> _SHORT PROBLEM_
With the pictures omitted, write out the entries that follow exactly as they stand.

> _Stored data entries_
* * *

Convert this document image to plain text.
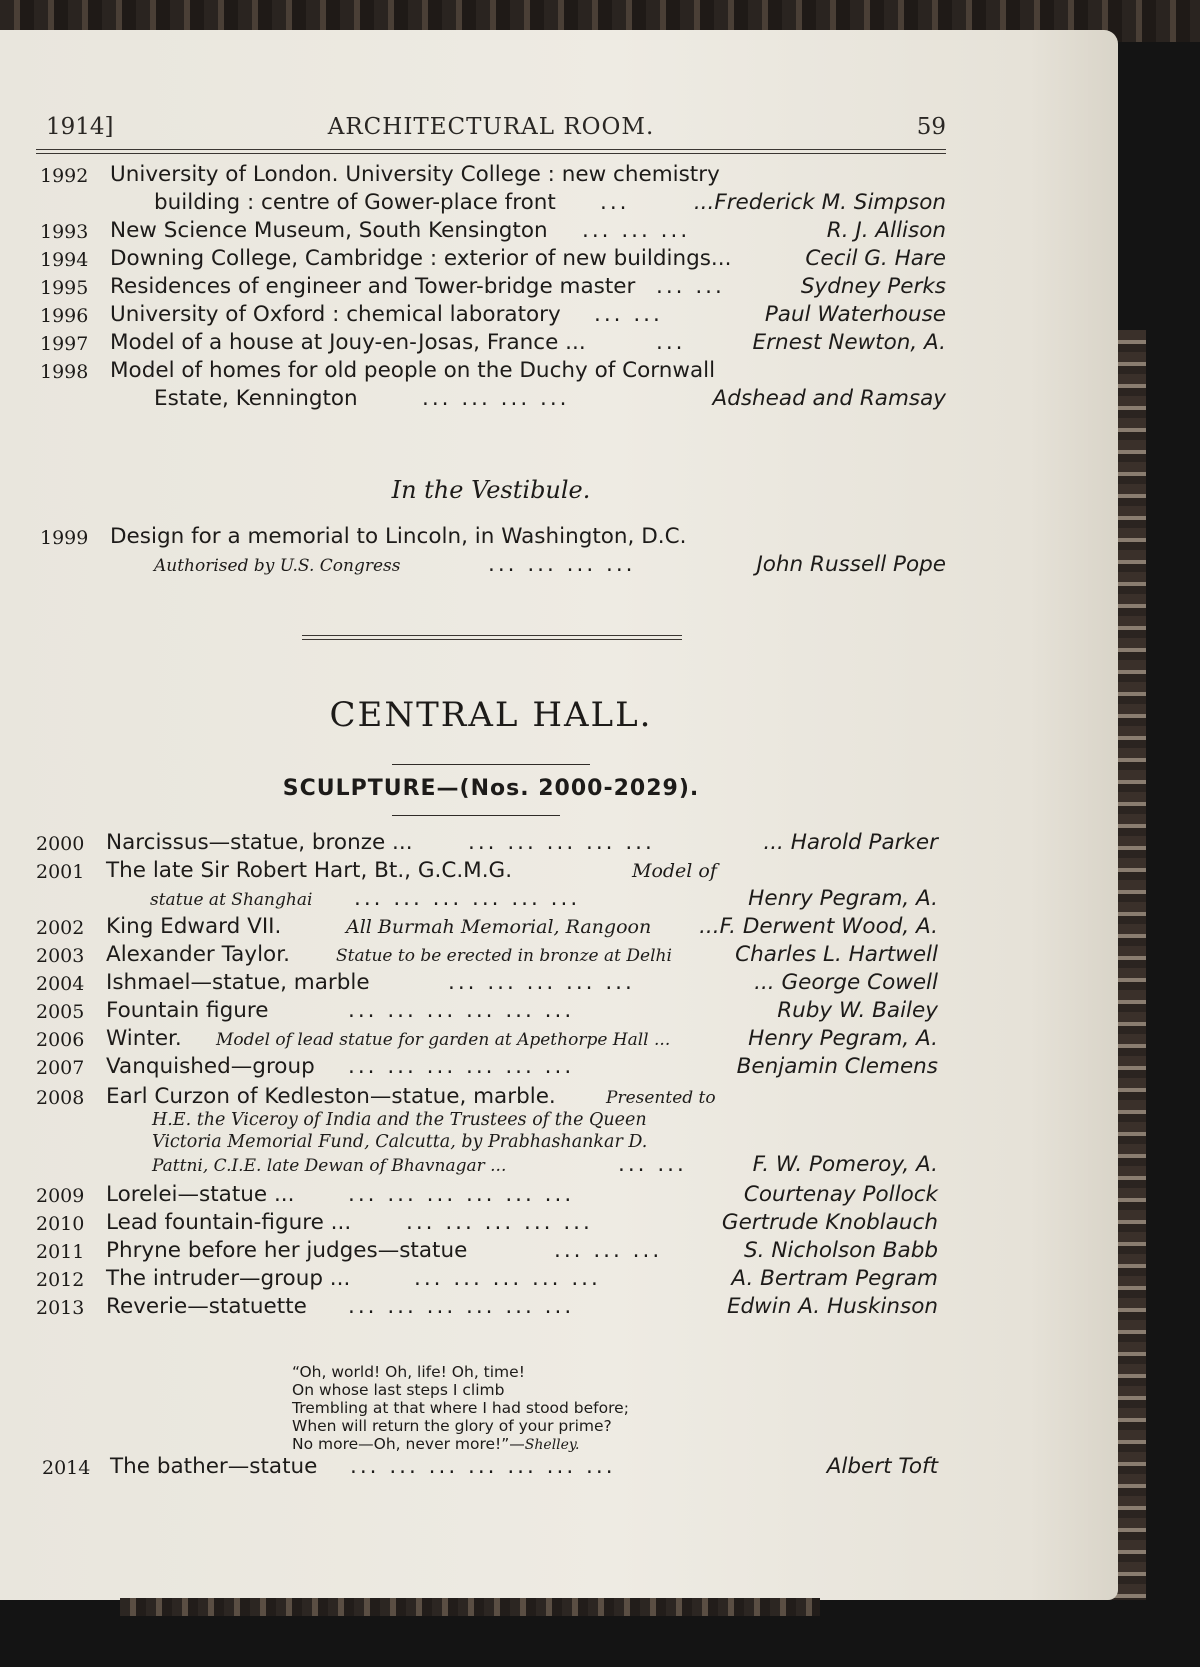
1914]	ARCHITECTURAL ROOM.	59
1992 University of London. University College : new chemistry
building : centre of Gower-place front ...	...Frederick M. Simpson
1993 New Science Museum, South Kensington ... ... ...	R. J. Allison
1994 Downing College, Cambridge : exterior of new buildings...	Cecil G. Hare
1995 Residences of engineer and Tower-bridge master ... ...	Sydney Perks
1996 University of Oxford : chemical laboratory ... ...	Paul Waterhouse
1997 Model of a house at Jouy-en-Josas, France ...	...	Ernest Newton, A.
1998 Model of homes for old people on the Duchy of Cornwall
Estate, Kennington	... ... ... ...	Adshead and Ramsay
In the Vestibule.
1999 Design for a memorial to Lincoln, in Washington, D.C.
Authorised by U.S. Congress	... ... ... ...	John Russell Pope
CENTRAL HALL.
SCULPTURE—(Nos. 2000-2029).
2000 Narcissus—statue, bronze ...	... ... ... ... ...	... Harold Parker
2001 The late Sir Robert Hart, Bt., G.C.M.G.	Model of
statue at Shanghai ... ... ... ... ... ...	Henry Pegram, A.
2002 King Edward VII.	All Burmah Memorial, Rangoon ...F. Derwent Wood, A.
2003 Alexander Taylor.	Statue to be erected in bronze at Delhi	Charles L. Hartwell
2004 Ishmael—statue, marble	... ... ... ... ...	... George Cowell
2005 Fountain figure	... ... ... ... ... ...	Ruby W. Bailey
2006 Winter. Model of lead statue for garden at Apethorpe Hall ...	Henry Pegram, A.
2007 Vanquished—group ... ... ... ... ... ...	Benjamin Clemens
2008 Earl Curzon of Kedleston—statue, marble.	Presented to
H.E. the Viceroy of India and the Trustees of the Queen
Victoria Memorial Fund, Calcutta, by Prabhashankar D.
Pattni, C.I.E. late Dewan of Bhavnagar ...	... ...	F. W. Pomeroy, A.
2009 Lorelei—statue ... ... ... ... ... ... ...	Courtenay Pollock
2010 Lead fountain-figure ...	... ... ... ... ...	Gertrude Knoblauch
2011 Phryne before her judges—statue	... ... ...	S. Nicholson Babb
2012 The intruder—group ...	... ... ... ... ...	A. Bertram Pegram
2013 Reverie—statuette ... ... ... ... ... ...	Edwin A. Huskinson
“Oh, world! Oh, life! Oh, time!
On whose last steps I climb
Trembling at that where I had stood before;
When will return the glory of your prime?
No more—Oh, never more!”—Shelley.
2014 The bather—statue ... ... ... ... ... ... ...	Albert Toft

* * *

> _THE SOLUTION_
Convert this document image to plain text.
1914]	ARCHITECTURAL ROOM.	59
1992 University of London. University College : new chemistry
building : centre of Gower-place front ...	...Frederick M. Simpson
1993 New Science Museum, South Kensington ... ... ...	R. J. Allison
1994 Downing College, Cambridge : exterior of new buildings...	Cecil G. Hare
1995 Residences of engineer and Tower-bridge master ... ...	Sydney Perks
1996 University of Oxford : chemical laboratory ... ...	Paul Waterhouse
1997 Model of a house at Jouy-en-Josas, France ...	...	Ernest Newton, A.
1998 Model of homes for old people on the Duchy of Cornwall
Estate, Kennington	... ... ... ...	Adshead and Ramsay
In the Vestibule.
1999 Design for a memorial to Lincoln, in Washington, D.C.
Authorised by U.S. Congress	... ... ... ...	John Russell Pope
CENTRAL HALL.
SCULPTURE—(Nos. 2000-2029).
2000 Narcissus—statue, bronze ...	... ... ... ... ...	... Harold Parker
2001 The late Sir Robert Hart, Bt., G.C.M.G.	Model of
statue at Shanghai ... ... ... ... ... ...	Henry Pegram, A.
2002 King Edward VII.	All Burmah Memorial, Rangoon ...F. Derwent Wood, A.
2003 Alexander Taylor.	Statue to be erected in bronze at Delhi	Charles L. Hartwell
2004 Ishmael—statue, marble	... ... ... ... ...	... George Cowell
2005 Fountain figure	... ... ... ... ... ...	Ruby W. Bailey
2006 Winter. Model of lead statue for garden at Apethorpe Hall ...	Henry Pegram, A.
2007 Vanquished—group ... ... ... ... ... ...	Benjamin Clemens
2008 Earl Curzon of Kedleston—statue, marble.	Presented to
H.E. the Viceroy of India and the Trustees of the Queen
Victoria Memorial Fund, Calcutta, by Prabhashankar D.
Pattni, C.I.E. late Dewan of Bhavnagar ...	... ...	F. W. Pomeroy, A.
2009 Lorelei—statue ... ... ... ... ... ... ...	Courtenay Pollock
2010 Lead fountain-figure ...	... ... ... ... ...	Gertrude Knoblauch
2011 Phryne before her judges—statue	... ... ...	S. Nicholson Babb
2012 The intruder—group ...	... ... ... ... ...	A. Bertram Pegram
2013 Reverie—statuette ... ... ... ... ... ...	Edwin A. Huskinson
“Oh, world! Oh, life! Oh, time!
On whose last steps I climb
Trembling at that where I had stood before;
When will return the glory of your prime?
No more—Oh, never more!”—Shelley.
2014 The bather—statue ... ... ... ... ... ... ...	Albert Toft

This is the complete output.